[Items from a figure collection]
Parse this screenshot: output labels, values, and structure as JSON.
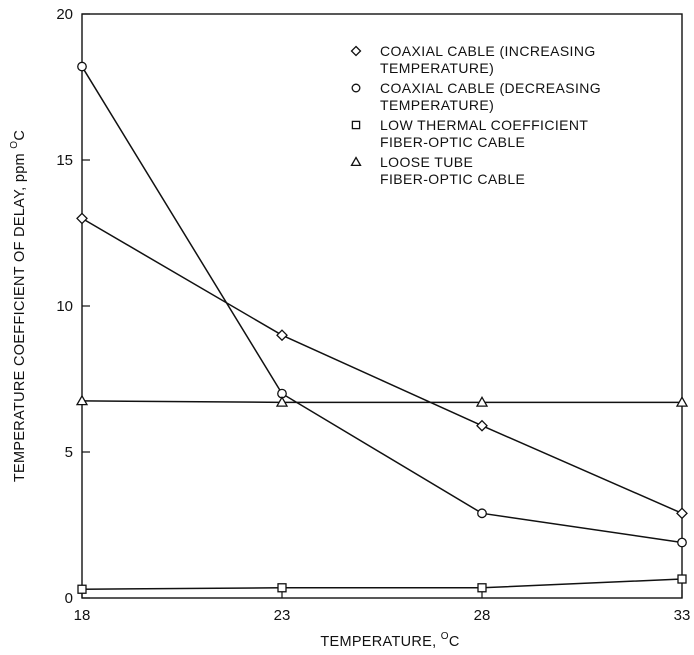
{
  "chart_data": {
    "type": "line",
    "xlabel": "TEMPERATURE, °C",
    "ylabel": "TEMPERATURE COEFFICIENT OF DELAY, ppm °C",
    "xlim": [
      18,
      33
    ],
    "ylim": [
      0,
      20
    ],
    "x_ticks": [
      "18",
      "23",
      "28",
      "33"
    ],
    "y_ticks": [
      "0",
      "5",
      "10",
      "15",
      "20"
    ],
    "grid": false,
    "legend_position": "top-right",
    "x": [
      18,
      23,
      28,
      33
    ],
    "series": [
      {
        "name": "COAXIAL CABLE (INCREASING TEMPERATURE)",
        "marker": "diamond",
        "values": [
          13.0,
          9.0,
          5.9,
          2.9
        ]
      },
      {
        "name": "COAXIAL CABLE (DECREASING TEMPERATURE)",
        "marker": "circle",
        "values": [
          18.2,
          7.0,
          2.9,
          1.9
        ]
      },
      {
        "name": "LOW THERMAL COEFFICIENT FIBER-OPTIC CABLE",
        "marker": "square",
        "values": [
          0.3,
          0.35,
          0.35,
          0.65
        ]
      },
      {
        "name": "LOOSE TUBE FIBER-OPTIC CABLE",
        "marker": "triangle",
        "values": [
          6.75,
          6.7,
          6.7,
          6.7
        ]
      }
    ],
    "legend_lines": [
      [
        "COAXIAL CABLE (INCREASING",
        "TEMPERATURE)"
      ],
      [
        "COAXIAL CABLE (DECREASING",
        "TEMPERATURE)"
      ],
      [
        "LOW THERMAL COEFFICIENT",
        "FIBER-OPTIC CABLE"
      ],
      [
        "LOOSE TUBE",
        "FIBER-OPTIC CABLE"
      ]
    ],
    "xlabel_parts": {
      "main": "TEMPERATURE, ",
      "sup": "O",
      "unit": "C"
    },
    "ylabel_parts": {
      "main": "TEMPERATURE COEFFICIENT OF DELAY, ppm ",
      "sup": "O",
      "unit": "C"
    }
  }
}
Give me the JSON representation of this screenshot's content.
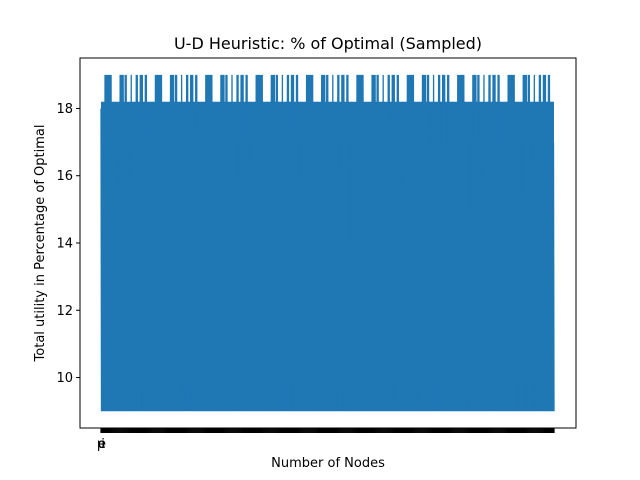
{
  "chart_data": {
    "type": "line",
    "title": "U-D Heuristic: % of Optimal (Sampled)",
    "xlabel": "Number of Nodes",
    "ylabel": "Total utility in Percentage of Optimal",
    "ylim": [
      8.5,
      19.5
    ],
    "yticks": [
      10,
      12,
      14,
      16,
      18
    ],
    "x_tick_labels_visible": [
      "p",
      "e",
      "i"
    ],
    "grid": false,
    "legend": "none",
    "color": "#1f77b4",
    "series": [
      {
        "values_note_free": true,
        "y_min": 9,
        "y_max": 19,
        "values": [
          9,
          19,
          9,
          18,
          9,
          17,
          10,
          19,
          9,
          18,
          9,
          19,
          9,
          17,
          9,
          19,
          9,
          18,
          10,
          19,
          9,
          16,
          9,
          19,
          9,
          18,
          9,
          17,
          9,
          19,
          10,
          18,
          9,
          19,
          9,
          17,
          9,
          18,
          9,
          19,
          9,
          15,
          9,
          19,
          9,
          18,
          9,
          17,
          9,
          19,
          9,
          18,
          9,
          19,
          9,
          17,
          10,
          18,
          9,
          19,
          9,
          16,
          9,
          19,
          9,
          18,
          9,
          17,
          9,
          19,
          9,
          18,
          9,
          19,
          9,
          14,
          9,
          19,
          9,
          18,
          9,
          17,
          9,
          19,
          9,
          18,
          10,
          19,
          9,
          17,
          9,
          18,
          9,
          19,
          9,
          16,
          9,
          19,
          9,
          18
        ]
      }
    ]
  }
}
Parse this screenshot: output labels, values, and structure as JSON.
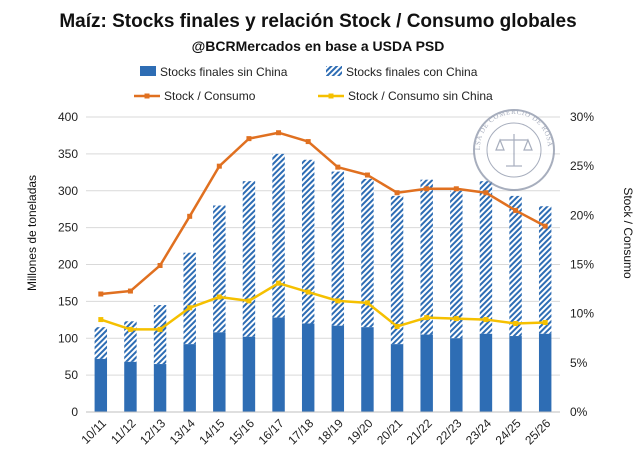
{
  "chart_data": {
    "type": "bar",
    "title": "Maíz: Stocks finales y relación Stock / Consumo globales",
    "subtitle": "@BCRMercados en base a USDA PSD",
    "ylabel": "Millones de toneladas",
    "y2label": "Stock / Consumo",
    "ylim": [
      0,
      400
    ],
    "y2lim": [
      0,
      30
    ],
    "yticks": [
      "0",
      "50",
      "100",
      "150",
      "200",
      "250",
      "300",
      "350",
      "400"
    ],
    "y2ticks": [
      "0%",
      "5%",
      "10%",
      "15%",
      "20%",
      "25%",
      "30%"
    ],
    "grid": true,
    "legend_position": "top",
    "categories": [
      "10/11",
      "11/12",
      "12/13",
      "13/14",
      "14/15",
      "15/16",
      "16/17",
      "17/18",
      "18/19",
      "19/20",
      "20/21",
      "21/22",
      "22/23",
      "23/24",
      "24/25",
      "25/26"
    ],
    "series": [
      {
        "name": "Stocks finales sin China",
        "type": "bar",
        "axis": "left",
        "color": "#2e6db4",
        "values": [
          72,
          68,
          65,
          92,
          108,
          102,
          128,
          120,
          117,
          115,
          92,
          105,
          100,
          106,
          103,
          106
        ]
      },
      {
        "name": "Stocks finales con China",
        "type": "bar-hatched",
        "axis": "left",
        "color": "#2e6db4",
        "values": [
          115,
          123,
          145,
          216,
          280,
          313,
          350,
          342,
          326,
          316,
          293,
          315,
          300,
          313,
          293,
          279
        ]
      },
      {
        "name": "Stock / Consumo",
        "type": "line",
        "axis": "right",
        "color": "#e07020",
        "values": [
          12.0,
          12.3,
          14.9,
          19.9,
          25.0,
          27.8,
          28.4,
          27.5,
          24.9,
          24.1,
          22.3,
          22.7,
          22.7,
          22.3,
          20.5,
          18.9
        ]
      },
      {
        "name": "Stock / Consumo sin China",
        "type": "line",
        "axis": "right",
        "color": "#f5c000",
        "values": [
          9.4,
          8.4,
          8.4,
          10.6,
          11.7,
          11.3,
          13.1,
          12.2,
          11.3,
          11.1,
          8.7,
          9.6,
          9.5,
          9.4,
          9.0,
          9.1
        ]
      }
    ]
  },
  "seal": {
    "text": "BOLSA DE COMERCIO DE ROSARIO",
    "color": "#8a93a8"
  }
}
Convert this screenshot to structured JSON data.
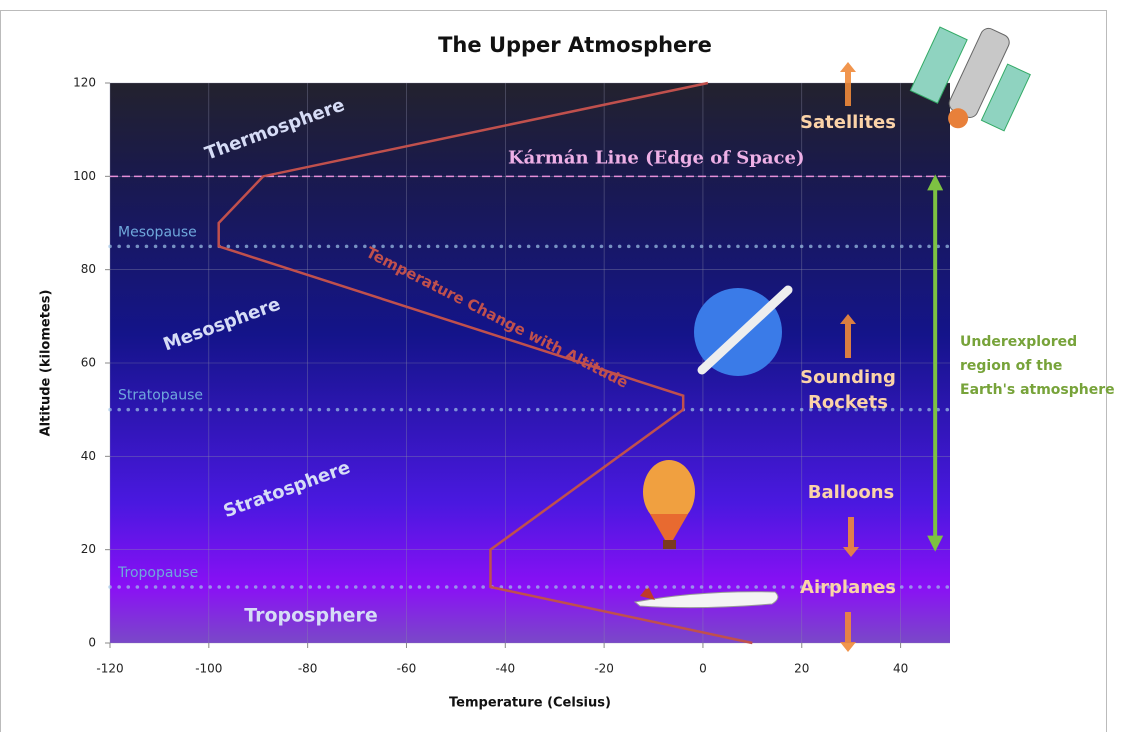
{
  "chart_data": {
    "type": "line",
    "title": "The Upper Atmosphere",
    "x_label": "Temperature (Celsius)",
    "y_label": "Altitude (kilometes)",
    "xlim": [
      -120,
      50
    ],
    "ylim": [
      0,
      120
    ],
    "xticks": [
      -120,
      -100,
      -80,
      -60,
      -40,
      -20,
      0,
      20,
      40
    ],
    "yticks": [
      0,
      20,
      40,
      60,
      80,
      100,
      120
    ],
    "grid": true,
    "series": [
      {
        "name": "Temperature Change with Altitude",
        "color": "#c0504d",
        "x": [
          10,
          -43,
          -43,
          -4,
          -4,
          -98,
          -98,
          -89,
          1
        ],
        "values": [
          0,
          12,
          20,
          50,
          53,
          85,
          90,
          100,
          120
        ]
      }
    ],
    "reference_lines": [
      {
        "label": "Tropopause",
        "value": 12,
        "color": "#9fc5e8"
      },
      {
        "label": "Stratopause",
        "value": 50,
        "color": "#9fc5e8"
      },
      {
        "label": "Mesopause",
        "value": 85,
        "color": "#9fc5e8"
      },
      {
        "label": "Kármán Line (Edge of Space)",
        "value": 100,
        "color": "#e58fd8"
      }
    ],
    "layers": [
      "Troposphere",
      "Stratosphere",
      "Mesosphere",
      "Thermosphere"
    ],
    "vehicles": [
      {
        "label": [
          "Airplanes"
        ]
      },
      {
        "label": [
          "Balloons"
        ]
      },
      {
        "label": [
          "Sounding",
          "Rockets"
        ]
      },
      {
        "label": [
          "Satellites"
        ]
      }
    ],
    "range_arrow": {
      "label": [
        "Underexplored",
        "region of the",
        "Earth's atmosphere"
      ],
      "from": 20,
      "to": 100,
      "color": "#7dc242"
    }
  }
}
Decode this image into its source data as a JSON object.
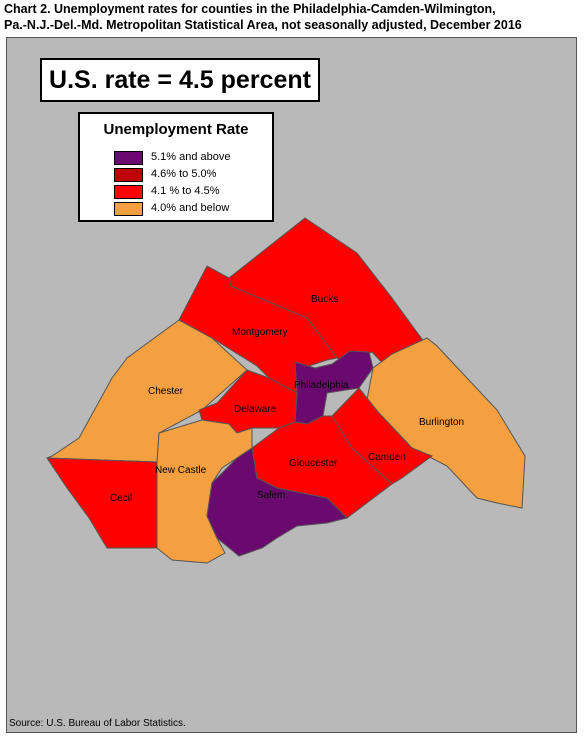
{
  "title": {
    "line1": "Chart 2. Unemployment rates for counties in the Philadelphia-Camden-Wilmington,",
    "line2": "Pa.-N.J.-Del.-Md. Metropolitan Statistical Area, not seasonally adjusted, December 2016"
  },
  "rate_box": "U.S. rate = 4.5 percent",
  "legend": {
    "title": "Unemployment Rate",
    "items": [
      {
        "label": "5.1% and above",
        "color": "#6a0a6e"
      },
      {
        "label": "4.6% to 5.0%",
        "color": "#c00000"
      },
      {
        "label": "4.1 % to 4.5%",
        "color": "#ff0000"
      },
      {
        "label": "4.0% and below",
        "color": "#f5a040"
      }
    ]
  },
  "counties": [
    {
      "name": "Bucks",
      "category": "4.1 % to 4.5%"
    },
    {
      "name": "Montgomery",
      "category": "4.1 % to 4.5%"
    },
    {
      "name": "Chester",
      "category": "4.0% and below"
    },
    {
      "name": "Philadelphia",
      "category": "5.1% and above"
    },
    {
      "name": "Delaware",
      "category": "4.1 % to 4.5%"
    },
    {
      "name": "Burlington",
      "category": "4.0% and below"
    },
    {
      "name": "Camden",
      "category": "4.1 % to 4.5%"
    },
    {
      "name": "Gloucester",
      "category": "4.1 % to 4.5%"
    },
    {
      "name": "New Castle",
      "category": "4.0% and below"
    },
    {
      "name": "Cecil",
      "category": "4.1 % to 4.5%"
    },
    {
      "name": "Salem",
      "category": "5.1% and above"
    }
  ],
  "source": "Source: U.S. Bureau of Labor Statistics.",
  "colors": {
    "background": "#b9b9b9",
    "border": "#555555"
  }
}
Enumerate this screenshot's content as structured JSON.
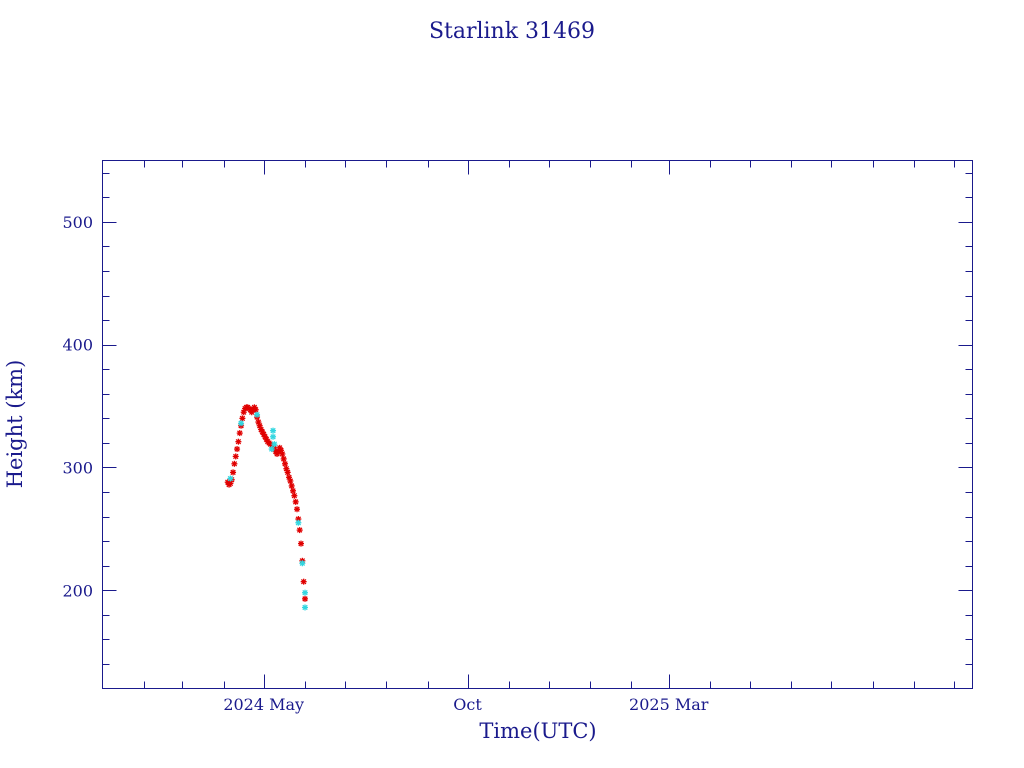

## Stated task
Filter the records down to the lines that contain the string "LOOSE", and copy those lines.

## Written response
        "name": "LOOSE TUBE FIBER-OPTIC CABLE",
        "LOOSE TUBE",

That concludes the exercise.